+++ Texte d'étude
LE PLAIDOYER DE L’ONSSA

Suite aux résultats de cette enquête, l’ONSSA est sorti de son silence. « Suite à la publication récente d’un rapport par des organisations non gouvernementales sur l’exportation de pesticides non autorisés en Europe vers 85 pays, dont le Maroc, l’Office National de Sécurité Sanitaire des Produits Alimentaires « ONSSA » souligne que les importations marocaines en pesticides utilisés en agriculture représentent uniquement 2% du total des exportations de l’Union Européenne (UE) en ces produits. Il s’agit principalement des pesticides à base du 1,3 Dichloropropène, Paraquat et Cyanamide d’hydrogène. Le 1,3-Dichloropropène (1,3 D), représente en lui seul 87% de ces importations », explique l’office qui ajoute que pour le Dichloropropène, il est actuellement homologué et utilisé dans plusieurs pays à travers le monde, notamment les USA, le Japon, l’Australie. Par ailleurs, sur les 41 matières actives citées dans ledit rapport, l’office insiste que le secteur agricole marocain n’est concerné que par 8 matières actives dont 4 sont déjà retirées du marché national (Propargite, Atrazine, Carbendazime et Acétochlore).
Aussi, l’ONSSA a programmé le réexamen en 2021 du Paraquat, du 1,3-Dichloropropène, du Cyanamide d’hydrogène et du Triasulfuron. «Le processus de systématique, chaque fois qu’une matière active pose problème au niveau international et les risques sont prouvés par des études l’ONSSA procède au réexamen du produit sur la base des données disponibles dans les rapports d’experts mandatés par les organisations FAO/OMS et celles de la phytopharmacovigilance au niveau national», assure une source bien informée. Le même interlocuteur ajoute que l’ONSSA a déjà initié en juillet 2020 le processus de réexamen de 10 autres matières actives pour les soumettre à l’avis de la commission interministérielle de mars 2021. Donc, l’homologation des produits contenant ces matières est gelée pendant toute la période du réexamen. Et la décision du nouveau statut des matières concernées sera prise après avis de la commission. Ladite commission décide du retrait ou de la restriction d’usage des pesticides à base de la substance active en question.

QUI SONT LES PLUS GROS ACTEURS DU MARCHÉ DES PESTICIDES ?
++++++
+++ Données fournies
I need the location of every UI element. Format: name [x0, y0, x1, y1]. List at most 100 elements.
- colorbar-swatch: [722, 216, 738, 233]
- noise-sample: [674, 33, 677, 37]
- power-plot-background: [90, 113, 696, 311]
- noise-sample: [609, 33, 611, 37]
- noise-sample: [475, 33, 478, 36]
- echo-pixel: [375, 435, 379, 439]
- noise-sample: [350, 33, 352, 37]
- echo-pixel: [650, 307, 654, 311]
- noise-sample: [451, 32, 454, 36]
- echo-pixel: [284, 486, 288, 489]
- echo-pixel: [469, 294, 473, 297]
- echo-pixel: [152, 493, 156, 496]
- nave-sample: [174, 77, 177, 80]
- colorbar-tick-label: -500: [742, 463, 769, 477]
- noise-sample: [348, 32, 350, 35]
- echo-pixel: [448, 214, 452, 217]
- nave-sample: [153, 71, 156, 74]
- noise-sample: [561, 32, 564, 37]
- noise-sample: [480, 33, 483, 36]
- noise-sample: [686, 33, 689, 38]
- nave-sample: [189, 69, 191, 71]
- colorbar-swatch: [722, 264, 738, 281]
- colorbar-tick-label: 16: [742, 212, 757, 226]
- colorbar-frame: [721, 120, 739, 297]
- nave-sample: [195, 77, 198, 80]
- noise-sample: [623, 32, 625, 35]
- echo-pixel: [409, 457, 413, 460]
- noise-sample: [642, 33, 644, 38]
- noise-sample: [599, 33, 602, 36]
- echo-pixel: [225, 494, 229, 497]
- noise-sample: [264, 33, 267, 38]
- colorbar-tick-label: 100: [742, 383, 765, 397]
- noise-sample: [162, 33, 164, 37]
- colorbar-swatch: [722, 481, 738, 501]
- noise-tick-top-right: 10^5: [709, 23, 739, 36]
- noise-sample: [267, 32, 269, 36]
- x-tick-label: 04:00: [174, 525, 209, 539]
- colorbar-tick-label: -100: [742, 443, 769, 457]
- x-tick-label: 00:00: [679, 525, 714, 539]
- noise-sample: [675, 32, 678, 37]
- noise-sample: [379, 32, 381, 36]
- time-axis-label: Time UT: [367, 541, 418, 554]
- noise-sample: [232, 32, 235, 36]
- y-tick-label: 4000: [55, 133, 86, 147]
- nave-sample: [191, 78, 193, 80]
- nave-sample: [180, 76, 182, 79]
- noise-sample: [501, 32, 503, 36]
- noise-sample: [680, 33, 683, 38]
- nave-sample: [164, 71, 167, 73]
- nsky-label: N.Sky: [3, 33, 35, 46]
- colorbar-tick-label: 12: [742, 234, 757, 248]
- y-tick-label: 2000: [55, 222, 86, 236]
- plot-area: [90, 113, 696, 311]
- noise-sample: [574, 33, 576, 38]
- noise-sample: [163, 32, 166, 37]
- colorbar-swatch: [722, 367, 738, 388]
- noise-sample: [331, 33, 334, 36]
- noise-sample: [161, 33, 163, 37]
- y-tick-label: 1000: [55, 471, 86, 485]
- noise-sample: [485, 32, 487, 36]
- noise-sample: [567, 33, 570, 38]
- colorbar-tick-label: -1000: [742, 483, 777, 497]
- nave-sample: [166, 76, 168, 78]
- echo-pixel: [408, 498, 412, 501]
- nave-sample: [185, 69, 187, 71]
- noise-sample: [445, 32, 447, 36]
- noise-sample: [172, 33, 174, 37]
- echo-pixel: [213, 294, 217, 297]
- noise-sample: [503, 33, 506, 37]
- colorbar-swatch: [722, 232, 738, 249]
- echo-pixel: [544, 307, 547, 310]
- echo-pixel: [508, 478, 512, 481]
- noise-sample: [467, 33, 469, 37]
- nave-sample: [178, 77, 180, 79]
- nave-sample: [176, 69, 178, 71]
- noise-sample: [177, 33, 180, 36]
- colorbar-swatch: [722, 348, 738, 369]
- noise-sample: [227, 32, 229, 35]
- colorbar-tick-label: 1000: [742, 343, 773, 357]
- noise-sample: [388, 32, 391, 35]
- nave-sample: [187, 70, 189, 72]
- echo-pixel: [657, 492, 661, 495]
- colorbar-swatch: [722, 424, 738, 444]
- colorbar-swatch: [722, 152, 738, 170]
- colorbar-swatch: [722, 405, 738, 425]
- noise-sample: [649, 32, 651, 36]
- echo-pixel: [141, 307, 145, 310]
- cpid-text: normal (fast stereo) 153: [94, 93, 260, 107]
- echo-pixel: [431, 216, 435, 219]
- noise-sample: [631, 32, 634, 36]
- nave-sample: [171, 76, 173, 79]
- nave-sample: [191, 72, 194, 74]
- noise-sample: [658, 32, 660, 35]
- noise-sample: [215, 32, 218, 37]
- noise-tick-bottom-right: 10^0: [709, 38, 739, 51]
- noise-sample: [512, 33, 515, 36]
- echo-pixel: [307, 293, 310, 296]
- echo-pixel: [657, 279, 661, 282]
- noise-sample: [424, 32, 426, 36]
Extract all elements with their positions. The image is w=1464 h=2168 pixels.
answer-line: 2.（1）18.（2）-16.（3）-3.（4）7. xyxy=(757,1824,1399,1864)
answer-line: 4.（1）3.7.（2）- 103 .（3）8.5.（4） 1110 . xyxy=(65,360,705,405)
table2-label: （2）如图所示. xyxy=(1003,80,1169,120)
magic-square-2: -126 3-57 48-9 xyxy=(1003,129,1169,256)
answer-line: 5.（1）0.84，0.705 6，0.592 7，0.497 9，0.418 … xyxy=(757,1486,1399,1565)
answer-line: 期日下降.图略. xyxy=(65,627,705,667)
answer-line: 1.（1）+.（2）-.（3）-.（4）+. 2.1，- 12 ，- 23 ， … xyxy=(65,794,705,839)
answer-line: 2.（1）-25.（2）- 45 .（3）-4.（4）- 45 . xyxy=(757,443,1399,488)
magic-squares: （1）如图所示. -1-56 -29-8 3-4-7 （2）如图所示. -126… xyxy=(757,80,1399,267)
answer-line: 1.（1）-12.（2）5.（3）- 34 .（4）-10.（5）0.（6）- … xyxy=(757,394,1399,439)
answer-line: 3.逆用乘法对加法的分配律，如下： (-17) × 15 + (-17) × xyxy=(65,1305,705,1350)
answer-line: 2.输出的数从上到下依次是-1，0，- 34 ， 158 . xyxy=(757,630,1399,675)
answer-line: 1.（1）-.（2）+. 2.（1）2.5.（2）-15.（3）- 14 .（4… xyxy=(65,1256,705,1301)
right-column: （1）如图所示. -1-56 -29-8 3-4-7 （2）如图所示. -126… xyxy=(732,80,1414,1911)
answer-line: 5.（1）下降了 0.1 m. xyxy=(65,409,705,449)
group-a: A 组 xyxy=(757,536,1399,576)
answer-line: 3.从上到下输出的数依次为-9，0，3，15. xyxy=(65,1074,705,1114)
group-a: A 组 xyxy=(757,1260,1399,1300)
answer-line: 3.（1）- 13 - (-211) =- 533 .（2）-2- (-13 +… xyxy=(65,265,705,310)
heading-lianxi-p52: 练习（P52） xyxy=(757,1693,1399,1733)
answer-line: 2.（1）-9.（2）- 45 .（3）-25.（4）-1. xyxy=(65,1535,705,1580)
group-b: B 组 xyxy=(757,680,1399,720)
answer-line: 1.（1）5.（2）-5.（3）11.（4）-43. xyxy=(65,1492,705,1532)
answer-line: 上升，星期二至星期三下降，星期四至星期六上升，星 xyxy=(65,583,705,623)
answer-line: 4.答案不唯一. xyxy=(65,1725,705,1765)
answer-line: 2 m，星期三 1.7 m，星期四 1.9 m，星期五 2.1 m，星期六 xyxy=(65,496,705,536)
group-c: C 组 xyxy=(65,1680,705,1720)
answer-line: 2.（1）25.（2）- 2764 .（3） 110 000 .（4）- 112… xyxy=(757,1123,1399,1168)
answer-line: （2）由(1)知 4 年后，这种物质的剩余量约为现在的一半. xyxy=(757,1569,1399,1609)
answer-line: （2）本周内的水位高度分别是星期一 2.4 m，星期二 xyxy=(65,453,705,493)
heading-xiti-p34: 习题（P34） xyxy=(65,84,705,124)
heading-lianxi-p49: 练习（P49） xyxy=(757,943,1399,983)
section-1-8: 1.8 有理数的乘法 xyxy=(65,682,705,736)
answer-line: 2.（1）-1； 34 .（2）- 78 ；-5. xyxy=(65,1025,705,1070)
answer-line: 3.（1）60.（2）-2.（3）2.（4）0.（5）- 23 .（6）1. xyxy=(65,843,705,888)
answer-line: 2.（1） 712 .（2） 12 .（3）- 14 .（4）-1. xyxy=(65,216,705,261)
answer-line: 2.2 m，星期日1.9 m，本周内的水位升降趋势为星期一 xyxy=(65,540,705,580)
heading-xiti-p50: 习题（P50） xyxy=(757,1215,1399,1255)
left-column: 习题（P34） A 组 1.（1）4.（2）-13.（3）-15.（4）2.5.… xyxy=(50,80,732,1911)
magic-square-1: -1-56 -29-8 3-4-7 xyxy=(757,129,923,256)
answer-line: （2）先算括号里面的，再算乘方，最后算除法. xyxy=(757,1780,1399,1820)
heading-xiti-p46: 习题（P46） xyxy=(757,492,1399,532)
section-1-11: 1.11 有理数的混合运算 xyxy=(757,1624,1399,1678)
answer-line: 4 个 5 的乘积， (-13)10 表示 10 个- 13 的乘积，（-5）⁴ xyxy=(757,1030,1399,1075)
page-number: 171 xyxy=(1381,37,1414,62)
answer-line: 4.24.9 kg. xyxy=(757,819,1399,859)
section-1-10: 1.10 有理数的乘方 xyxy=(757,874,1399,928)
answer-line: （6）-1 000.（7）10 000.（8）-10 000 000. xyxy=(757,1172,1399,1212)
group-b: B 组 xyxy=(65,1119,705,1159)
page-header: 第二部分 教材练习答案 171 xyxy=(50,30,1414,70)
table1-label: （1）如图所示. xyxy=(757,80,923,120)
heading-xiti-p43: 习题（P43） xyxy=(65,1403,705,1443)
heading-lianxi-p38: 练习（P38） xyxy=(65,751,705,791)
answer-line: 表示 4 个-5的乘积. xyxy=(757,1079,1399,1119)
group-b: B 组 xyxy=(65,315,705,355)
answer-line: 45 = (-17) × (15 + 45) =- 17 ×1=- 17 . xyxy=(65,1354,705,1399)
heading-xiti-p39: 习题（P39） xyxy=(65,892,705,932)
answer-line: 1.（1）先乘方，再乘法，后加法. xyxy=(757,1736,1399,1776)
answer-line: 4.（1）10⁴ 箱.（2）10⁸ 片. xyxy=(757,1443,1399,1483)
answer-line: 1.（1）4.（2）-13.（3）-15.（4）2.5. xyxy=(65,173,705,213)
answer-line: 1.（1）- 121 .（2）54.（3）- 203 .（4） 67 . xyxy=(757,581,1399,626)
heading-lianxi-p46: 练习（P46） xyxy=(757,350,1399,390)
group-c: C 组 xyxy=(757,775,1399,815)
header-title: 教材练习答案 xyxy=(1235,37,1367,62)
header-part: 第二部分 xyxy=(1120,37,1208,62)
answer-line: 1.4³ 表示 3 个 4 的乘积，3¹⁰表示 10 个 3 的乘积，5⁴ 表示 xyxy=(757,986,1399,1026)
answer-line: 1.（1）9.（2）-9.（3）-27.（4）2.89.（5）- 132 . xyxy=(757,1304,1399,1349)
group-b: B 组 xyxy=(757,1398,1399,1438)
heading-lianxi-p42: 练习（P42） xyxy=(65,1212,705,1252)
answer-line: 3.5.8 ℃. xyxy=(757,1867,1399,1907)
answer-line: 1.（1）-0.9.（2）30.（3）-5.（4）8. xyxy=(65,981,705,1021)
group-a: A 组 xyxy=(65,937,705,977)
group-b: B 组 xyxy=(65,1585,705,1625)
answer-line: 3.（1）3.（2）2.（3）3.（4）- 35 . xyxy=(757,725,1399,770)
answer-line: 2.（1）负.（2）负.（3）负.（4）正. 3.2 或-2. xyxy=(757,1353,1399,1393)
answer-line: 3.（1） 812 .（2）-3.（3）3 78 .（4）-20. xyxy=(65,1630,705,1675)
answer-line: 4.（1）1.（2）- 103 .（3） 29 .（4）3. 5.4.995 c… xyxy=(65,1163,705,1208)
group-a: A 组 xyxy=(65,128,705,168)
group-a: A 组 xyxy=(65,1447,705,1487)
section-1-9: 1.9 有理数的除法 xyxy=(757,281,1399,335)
++++++
Consigne 1 — Relevez les matières actives que le texte d'étude sur l'ONSSA et les pesticides donne comme déjà retirées du marché national.
Consigne 2 — Veuillez prolonger le texte d'étude sur l'ONSSA et les pesticides à la suite de son dernier intertitre.

Réponse 1 — Propargite, Atrazine, Carbendazime et Acétochlore.

Réponse 2 —
Avec en moyenne 5 millions de tonnes de pesticides répandus chaque année dans le monde, les produits phytosanitaires représentent un colossal business de 60 milliards d’euros de chiffre d’affaires. Un marché contrôlé par une poignée de multinationales, les Big Six (Bayer, Syngenta, DuPont, Dow, Monsanto et BASF), qui commencent à fusionner entre elles pour gagner encore en puissance. Au niveau national, les données du rapport de l’association marocaine santé, environnement et toxicovigilance sur les HHPs , montrent que le marché des phytosanitaires marocain est un marché à 90% privé dont toutes les multinationales les plus connues dans le domaine sont représentées, soit à travers leurs filiales soit à travers des sociétés marocaines de distribution. Le rapport estime que l’industrie de fabrication de produit phytosanitaire au Maroc est négligeable, puisque 95% des produits sont importés prêt à l’emploi, le reste est formulé localement. Par contre 35% à 45% du volume importé est reconditionné en petits emballages adaptés, aux petits besoins. Les derniers chiffres disponibles sur le volume d’importation remontent à 2013 avec 17 589 tonnes ce qui représente 1240 millions de dirhams en 2013/2014 et 1 236 millions de dirhams en 2015/2016. Les insecticides détiennent la première place (40% à 55%), suivi des fongicides (35% à 45%), puis les herbicides (10% et 15%), selon les années et les conditions climatiques.
Les cultures maraichères consomment 35% de ces produits, ensuite viennent les plantations (30%), puis les céréales (25%), enfin les cultures industrielles et autres (10%).